Short problem: Exactly reproduce each line of the listing that follows.

## Start Supplied records

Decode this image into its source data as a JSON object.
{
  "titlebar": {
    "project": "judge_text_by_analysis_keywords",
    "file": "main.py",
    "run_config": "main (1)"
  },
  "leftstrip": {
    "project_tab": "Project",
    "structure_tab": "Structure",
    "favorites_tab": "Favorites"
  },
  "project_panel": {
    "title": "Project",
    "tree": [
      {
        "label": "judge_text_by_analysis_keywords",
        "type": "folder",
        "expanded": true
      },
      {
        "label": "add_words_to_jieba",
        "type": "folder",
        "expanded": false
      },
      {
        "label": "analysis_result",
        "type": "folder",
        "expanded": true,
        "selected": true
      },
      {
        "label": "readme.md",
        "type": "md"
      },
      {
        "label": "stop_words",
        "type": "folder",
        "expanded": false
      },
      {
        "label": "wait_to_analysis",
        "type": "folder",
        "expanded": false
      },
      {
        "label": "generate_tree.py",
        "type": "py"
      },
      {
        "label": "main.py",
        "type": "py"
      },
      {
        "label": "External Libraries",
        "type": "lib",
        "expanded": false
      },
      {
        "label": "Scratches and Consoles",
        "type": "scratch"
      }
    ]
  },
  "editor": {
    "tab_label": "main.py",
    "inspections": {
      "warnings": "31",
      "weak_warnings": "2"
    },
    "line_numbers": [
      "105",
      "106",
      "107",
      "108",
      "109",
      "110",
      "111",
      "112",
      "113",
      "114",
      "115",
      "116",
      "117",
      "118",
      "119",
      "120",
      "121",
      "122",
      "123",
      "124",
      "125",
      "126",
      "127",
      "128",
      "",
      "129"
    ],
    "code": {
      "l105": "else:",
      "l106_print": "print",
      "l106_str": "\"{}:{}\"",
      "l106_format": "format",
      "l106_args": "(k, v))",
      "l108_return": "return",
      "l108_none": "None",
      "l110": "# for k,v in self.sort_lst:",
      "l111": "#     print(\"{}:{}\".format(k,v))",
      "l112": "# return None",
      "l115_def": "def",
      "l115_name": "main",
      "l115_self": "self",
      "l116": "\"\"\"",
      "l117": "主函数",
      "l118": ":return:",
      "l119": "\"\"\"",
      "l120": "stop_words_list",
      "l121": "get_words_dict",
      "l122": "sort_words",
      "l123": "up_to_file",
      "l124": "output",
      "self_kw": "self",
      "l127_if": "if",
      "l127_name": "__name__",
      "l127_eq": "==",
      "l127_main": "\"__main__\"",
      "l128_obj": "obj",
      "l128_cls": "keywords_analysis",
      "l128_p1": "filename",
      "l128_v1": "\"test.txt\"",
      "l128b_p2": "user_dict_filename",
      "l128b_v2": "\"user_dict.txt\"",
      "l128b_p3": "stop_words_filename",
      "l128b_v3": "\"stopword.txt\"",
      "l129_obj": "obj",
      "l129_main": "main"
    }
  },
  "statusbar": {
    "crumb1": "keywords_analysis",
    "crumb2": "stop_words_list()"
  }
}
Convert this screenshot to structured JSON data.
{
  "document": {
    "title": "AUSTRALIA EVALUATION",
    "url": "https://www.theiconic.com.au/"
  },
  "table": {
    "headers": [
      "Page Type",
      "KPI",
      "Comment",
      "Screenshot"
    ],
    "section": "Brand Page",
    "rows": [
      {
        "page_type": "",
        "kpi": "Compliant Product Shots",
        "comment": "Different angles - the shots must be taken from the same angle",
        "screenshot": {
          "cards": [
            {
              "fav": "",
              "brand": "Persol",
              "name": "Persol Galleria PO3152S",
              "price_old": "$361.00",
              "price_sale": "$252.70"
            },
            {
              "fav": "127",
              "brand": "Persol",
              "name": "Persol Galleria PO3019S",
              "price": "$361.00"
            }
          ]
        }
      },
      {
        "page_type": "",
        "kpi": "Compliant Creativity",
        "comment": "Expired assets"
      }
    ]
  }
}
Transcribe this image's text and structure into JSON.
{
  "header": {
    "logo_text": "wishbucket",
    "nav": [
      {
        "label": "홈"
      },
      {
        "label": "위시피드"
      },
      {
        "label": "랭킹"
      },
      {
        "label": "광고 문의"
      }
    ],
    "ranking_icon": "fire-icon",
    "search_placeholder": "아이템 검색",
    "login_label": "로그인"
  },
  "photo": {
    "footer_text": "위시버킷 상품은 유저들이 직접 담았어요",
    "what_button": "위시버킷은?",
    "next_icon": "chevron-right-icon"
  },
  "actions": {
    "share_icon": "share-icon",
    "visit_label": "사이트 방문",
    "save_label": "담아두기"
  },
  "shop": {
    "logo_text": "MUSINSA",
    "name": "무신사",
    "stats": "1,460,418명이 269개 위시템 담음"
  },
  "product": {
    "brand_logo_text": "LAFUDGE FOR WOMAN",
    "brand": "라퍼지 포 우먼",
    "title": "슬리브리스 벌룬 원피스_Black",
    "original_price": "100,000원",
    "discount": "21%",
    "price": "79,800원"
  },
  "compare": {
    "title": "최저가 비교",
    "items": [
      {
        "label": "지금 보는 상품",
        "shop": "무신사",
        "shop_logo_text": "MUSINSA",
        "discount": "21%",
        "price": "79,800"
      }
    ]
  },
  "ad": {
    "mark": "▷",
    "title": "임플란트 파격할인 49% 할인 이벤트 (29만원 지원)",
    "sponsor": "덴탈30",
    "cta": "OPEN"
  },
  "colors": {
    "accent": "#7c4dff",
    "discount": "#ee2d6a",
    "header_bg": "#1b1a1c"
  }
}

## End Supplied records

The completed task:
Decode this image into its source data as a JSON object.
{
  "titlebar": {
    "project": "judge_text_by_analysis_keywords",
    "file": "main.py",
    "run_config": "main (1)"
  },
  "leftstrip": {
    "project_tab": "Project",
    "structure_tab": "Structure",
    "favorites_tab": "Favorites"
  },
  "project_panel": {
    "title": "Project",
    "tree": [
      {
        "label": "judge_text_by_analysis_keywords",
        "type": "folder",
        "expanded": true
      },
      {
        "label": "add_words_to_jieba",
        "type": "folder",
        "expanded": false
      },
      {
        "label": "analysis_result",
        "type": "folder",
        "expanded": true,
        "selected": true
      },
      {
        "label": "readme.md",
        "type": "md"
      },
      {
        "label": "stop_words",
        "type": "folder",
        "expanded": false
      },
      {
        "label": "wait_to_analysis",
        "type": "folder",
        "expanded": false
      },
      {
        "label": "generate_tree.py",
        "type": "py"
      },
      {
        "label": "main.py",
        "type": "py"
      },
      {
        "label": "External Libraries",
        "type": "lib",
        "expanded": false
      },
      {
        "label": "Scratches and Consoles",
        "type": "scratch"
      }
    ]
  },
  "editor": {
    "tab_label": "main.py",
    "inspections": {
      "warnings": "31",
      "weak_warnings": "2"
    },
    "line_numbers": [
      "105",
      "106",
      "107",
      "108",
      "109",
      "110",
      "111",
      "112",
      "113",
      "114",
      "115",
      "116",
      "117",
      "118",
      "119",
      "120",
      "121",
      "122",
      "123",
      "124",
      "125",
      "126",
      "127",
      "128",
      "",
      "129"
    ],
    "code": {
      "l105": "else:",
      "l106_print": "print",
      "l106_str": "\"{}:{}\"",
      "l106_format": "format",
      "l106_args": "(k, v))",
      "l108_return": "return",
      "l108_none": "None",
      "l110": "# for k,v in self.sort_lst:",
      "l111": "#     print(\"{}:{}\".format(k,v))",
      "l112": "# return None",
      "l115_def": "def",
      "l115_name": "main",
      "l115_self": "self",
      "l116": "\"\"\"",
      "l117": "主函数",
      "l118": ":return:",
      "l119": "\"\"\"",
      "l120": "stop_words_list",
      "l121": "get_words_dict",
      "l122": "sort_words",
      "l123": "up_to_file",
      "l124": "output",
      "self_kw": "self",
      "l127_if": "if",
      "l127_name": "__name__",
      "l127_eq": "==",
      "l127_main": "\"__main__\"",
      "l128_obj": "obj",
      "l128_cls": "keywords_analysis",
      "l128_p1": "filename",
      "l128_v1": "\"test.txt\"",
      "l128b_p2": "user_dict_filename",
      "l128b_v2": "\"user_dict.txt\"",
      "l128b_p3": "stop_words_filename",
      "l128b_v3": "\"stopword.txt\"",
      "l129_obj": "obj",
      "l129_main": "main"
    }
  },
  "statusbar": {
    "crumb1": "keywords_analysis",
    "crumb2": "stop_words_list()"
  }
}
Convert this screenshot to structured JSON data.
{
  "document": {
    "title": "AUSTRALIA EVALUATION",
    "url": "https://www.theiconic.com.au/"
  },
  "table": {
    "headers": [
      "Page Type",
      "KPI",
      "Comment",
      "Screenshot"
    ],
    "section": "Brand Page",
    "rows": [
      {
        "page_type": "",
        "kpi": "Compliant Product Shots",
        "comment": "Different angles - the shots must be taken from the same angle",
        "screenshot": {
          "cards": [
            {
              "fav": "",
              "brand": "Persol",
              "name": "Persol Galleria PO3152S",
              "price_old": "$361.00",
              "price_sale": "$252.70"
            },
            {
              "fav": "127",
              "brand": "Persol",
              "name": "Persol Galleria PO3019S",
              "price": "$361.00"
            }
          ]
        }
      },
      {
        "page_type": "",
        "kpi": "Compliant Creativity",
        "comment": "Expired assets"
      }
    ]
  }
}
Transcribe this image's text and structure into JSON.
{
  "header": {
    "logo_text": "wishbucket",
    "nav": [
      {
        "label": "홈"
      },
      {
        "label": "위시피드"
      },
      {
        "label": "랭킹"
      },
      {
        "label": "광고 문의"
      }
    ],
    "ranking_icon": "fire-icon",
    "search_placeholder": "아이템 검색",
    "login_label": "로그인"
  },
  "photo": {
    "footer_text": "위시버킷 상품은 유저들이 직접 담았어요",
    "what_button": "위시버킷은?",
    "next_icon": "chevron-right-icon"
  },
  "actions": {
    "share_icon": "share-icon",
    "visit_label": "사이트 방문",
    "save_label": "담아두기"
  },
  "shop": {
    "logo_text": "MUSINSA",
    "name": "무신사",
    "stats": "1,460,418명이 269개 위시템 담음"
  },
  "product": {
    "brand_logo_text": "LAFUDGE FOR WOMAN",
    "brand": "라퍼지 포 우먼",
    "title": "슬리브리스 벌룬 원피스_Black",
    "original_price": "100,000원",
    "discount": "21%",
    "price": "79,800원"
  },
  "compare": {
    "title": "최저가 비교",
    "items": [
      {
        "label": "지금 보는 상품",
        "shop": "무신사",
        "shop_logo_text": "MUSINSA",
        "discount": "21%",
        "price": "79,800"
      }
    ]
  },
  "ad": {
    "mark": "▷",
    "title": "임플란트 파격할인 49% 할인 이벤트 (29만원 지원)",
    "sponsor": "덴탈30",
    "cta": "OPEN"
  },
  "colors": {
    "accent": "#7c4dff",
    "discount": "#ee2d6a",
    "header_bg": "#1b1a1c"
  }
}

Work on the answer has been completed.